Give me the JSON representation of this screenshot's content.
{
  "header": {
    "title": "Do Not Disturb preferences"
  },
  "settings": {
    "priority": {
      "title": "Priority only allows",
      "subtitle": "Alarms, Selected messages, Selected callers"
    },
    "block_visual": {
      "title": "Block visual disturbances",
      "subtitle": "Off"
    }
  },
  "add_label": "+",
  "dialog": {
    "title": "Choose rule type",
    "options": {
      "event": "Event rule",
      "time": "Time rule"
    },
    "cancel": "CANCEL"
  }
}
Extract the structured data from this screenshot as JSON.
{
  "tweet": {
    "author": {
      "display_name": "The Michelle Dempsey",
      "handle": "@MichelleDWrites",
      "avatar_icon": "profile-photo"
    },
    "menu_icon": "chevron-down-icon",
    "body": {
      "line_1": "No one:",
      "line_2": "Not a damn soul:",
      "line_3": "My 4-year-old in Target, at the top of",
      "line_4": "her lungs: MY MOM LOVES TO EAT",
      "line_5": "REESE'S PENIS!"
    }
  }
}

Exercise task:
Out of the preceding entries, pull every line containing the string "this".

Task answer:
Give me the JSON representation of this screenshot's content.
Extract the structured data from this screenshot as JSON.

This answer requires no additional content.